-- Start Information shown --
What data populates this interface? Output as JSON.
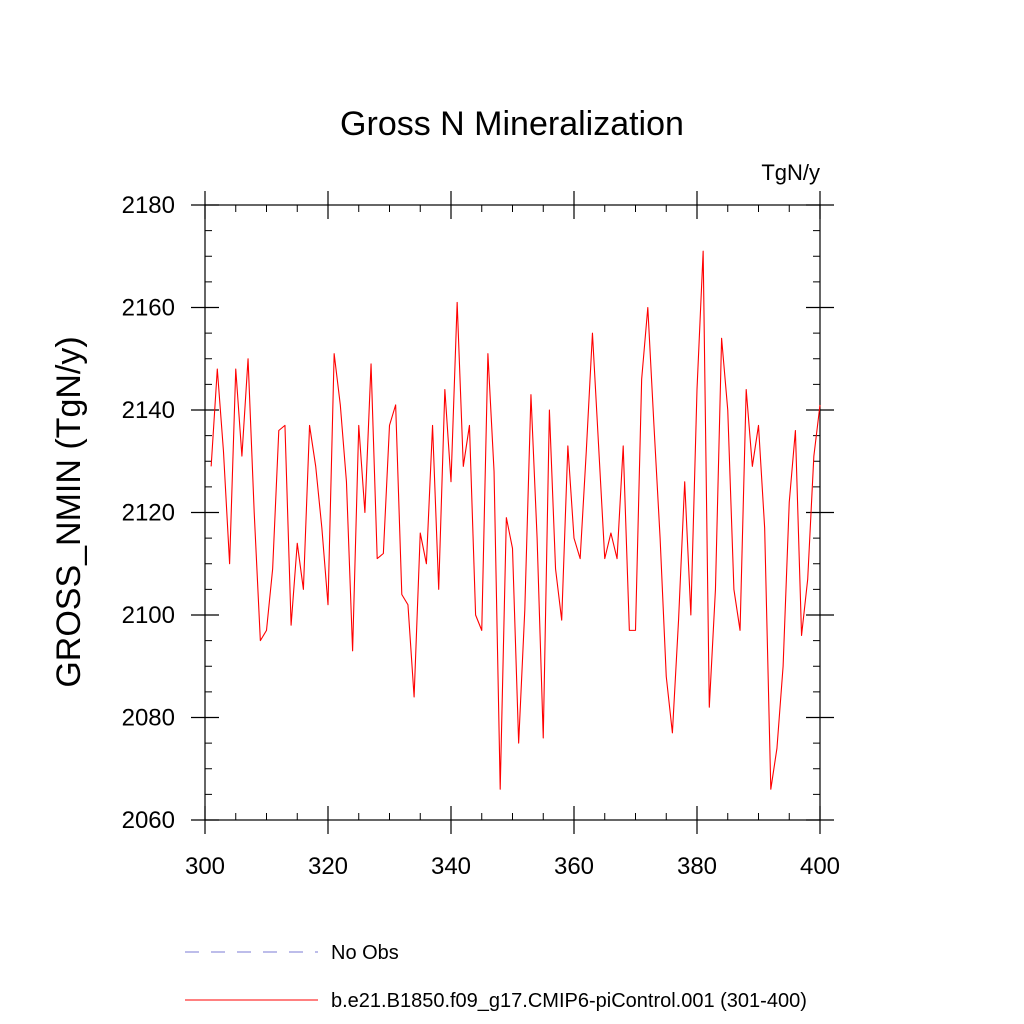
{
  "chart_data": {
    "type": "line",
    "title": "Gross N Mineralization",
    "units_label": "TgN/y",
    "ylabel": "GROSS_NMIN  (TgN/y)",
    "xlabel": "",
    "xlim": [
      300,
      400
    ],
    "ylim": [
      2060,
      2180
    ],
    "x_ticks": [
      300,
      320,
      340,
      360,
      380,
      400
    ],
    "y_ticks": [
      2060,
      2080,
      2100,
      2120,
      2140,
      2160,
      2180
    ],
    "x_minor_step": 5,
    "y_minor_step": 5,
    "grid": false,
    "legend_position": "bottom",
    "series": [
      {
        "name": "b.e21.B1850.f09_g17.CMIP6-piControl.001 (301-400)",
        "color": "#ff0000",
        "style": "solid",
        "x": [
          301,
          302,
          303,
          304,
          305,
          306,
          307,
          308,
          309,
          310,
          311,
          312,
          313,
          314,
          315,
          316,
          317,
          318,
          319,
          320,
          321,
          322,
          323,
          324,
          325,
          326,
          327,
          328,
          329,
          330,
          331,
          332,
          333,
          334,
          335,
          336,
          337,
          338,
          339,
          340,
          341,
          342,
          343,
          344,
          345,
          346,
          347,
          348,
          349,
          350,
          351,
          352,
          353,
          354,
          355,
          356,
          357,
          358,
          359,
          360,
          361,
          362,
          363,
          364,
          365,
          366,
          367,
          368,
          369,
          370,
          371,
          372,
          373,
          374,
          375,
          376,
          377,
          378,
          379,
          380,
          381,
          382,
          383,
          384,
          385,
          386,
          387,
          388,
          389,
          390,
          391,
          392,
          393,
          394,
          395,
          396,
          397,
          398,
          399,
          400
        ],
        "values": [
          2129,
          2148,
          2132,
          2110,
          2148,
          2131,
          2150,
          2120,
          2095,
          2097,
          2109,
          2136,
          2137,
          2098,
          2114,
          2105,
          2137,
          2129,
          2117,
          2102,
          2151,
          2141,
          2126,
          2093,
          2137,
          2120,
          2149,
          2111,
          2112,
          2137,
          2141,
          2104,
          2102,
          2084,
          2116,
          2110,
          2137,
          2105,
          2144,
          2126,
          2161,
          2129,
          2137,
          2100,
          2097,
          2151,
          2128,
          2066,
          2119,
          2113,
          2075,
          2101,
          2143,
          2115,
          2076,
          2140,
          2109,
          2099,
          2133,
          2115,
          2111,
          2132,
          2155,
          2133,
          2111,
          2116,
          2111,
          2133,
          2097,
          2097,
          2146,
          2160,
          2137,
          2115,
          2088,
          2077,
          2099,
          2126,
          2100,
          2144,
          2171,
          2082,
          2105,
          2154,
          2140,
          2105,
          2097,
          2144,
          2129,
          2137,
          2117,
          2066,
          2074,
          2090,
          2122,
          2136,
          2096,
          2107,
          2131,
          2141
        ]
      },
      {
        "name": "No Obs",
        "color": "#7b7bd6",
        "style": "dashed",
        "x": [],
        "values": []
      }
    ]
  }
}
-- End Information shown --
◆ **Exercise details**:
Return the listing above in full and without alteration, excluding its pictures.

◆ **Task answer**:
What data populates this interface? Output as JSON.
{
  "chart_data": {
    "type": "line",
    "title": "Gross N Mineralization",
    "units_label": "TgN/y",
    "ylabel": "GROSS_NMIN  (TgN/y)",
    "xlabel": "",
    "xlim": [
      300,
      400
    ],
    "ylim": [
      2060,
      2180
    ],
    "x_ticks": [
      300,
      320,
      340,
      360,
      380,
      400
    ],
    "y_ticks": [
      2060,
      2080,
      2100,
      2120,
      2140,
      2160,
      2180
    ],
    "x_minor_step": 5,
    "y_minor_step": 5,
    "grid": false,
    "legend_position": "bottom",
    "series": [
      {
        "name": "b.e21.B1850.f09_g17.CMIP6-piControl.001 (301-400)",
        "color": "#ff0000",
        "style": "solid",
        "x": [
          301,
          302,
          303,
          304,
          305,
          306,
          307,
          308,
          309,
          310,
          311,
          312,
          313,
          314,
          315,
          316,
          317,
          318,
          319,
          320,
          321,
          322,
          323,
          324,
          325,
          326,
          327,
          328,
          329,
          330,
          331,
          332,
          333,
          334,
          335,
          336,
          337,
          338,
          339,
          340,
          341,
          342,
          343,
          344,
          345,
          346,
          347,
          348,
          349,
          350,
          351,
          352,
          353,
          354,
          355,
          356,
          357,
          358,
          359,
          360,
          361,
          362,
          363,
          364,
          365,
          366,
          367,
          368,
          369,
          370,
          371,
          372,
          373,
          374,
          375,
          376,
          377,
          378,
          379,
          380,
          381,
          382,
          383,
          384,
          385,
          386,
          387,
          388,
          389,
          390,
          391,
          392,
          393,
          394,
          395,
          396,
          397,
          398,
          399,
          400
        ],
        "values": [
          2129,
          2148,
          2132,
          2110,
          2148,
          2131,
          2150,
          2120,
          2095,
          2097,
          2109,
          2136,
          2137,
          2098,
          2114,
          2105,
          2137,
          2129,
          2117,
          2102,
          2151,
          2141,
          2126,
          2093,
          2137,
          2120,
          2149,
          2111,
          2112,
          2137,
          2141,
          2104,
          2102,
          2084,
          2116,
          2110,
          2137,
          2105,
          2144,
          2126,
          2161,
          2129,
          2137,
          2100,
          2097,
          2151,
          2128,
          2066,
          2119,
          2113,
          2075,
          2101,
          2143,
          2115,
          2076,
          2140,
          2109,
          2099,
          2133,
          2115,
          2111,
          2132,
          2155,
          2133,
          2111,
          2116,
          2111,
          2133,
          2097,
          2097,
          2146,
          2160,
          2137,
          2115,
          2088,
          2077,
          2099,
          2126,
          2100,
          2144,
          2171,
          2082,
          2105,
          2154,
          2140,
          2105,
          2097,
          2144,
          2129,
          2137,
          2117,
          2066,
          2074,
          2090,
          2122,
          2136,
          2096,
          2107,
          2131,
          2141
        ]
      },
      {
        "name": "No Obs",
        "color": "#7b7bd6",
        "style": "dashed",
        "x": [],
        "values": []
      }
    ]
  }
}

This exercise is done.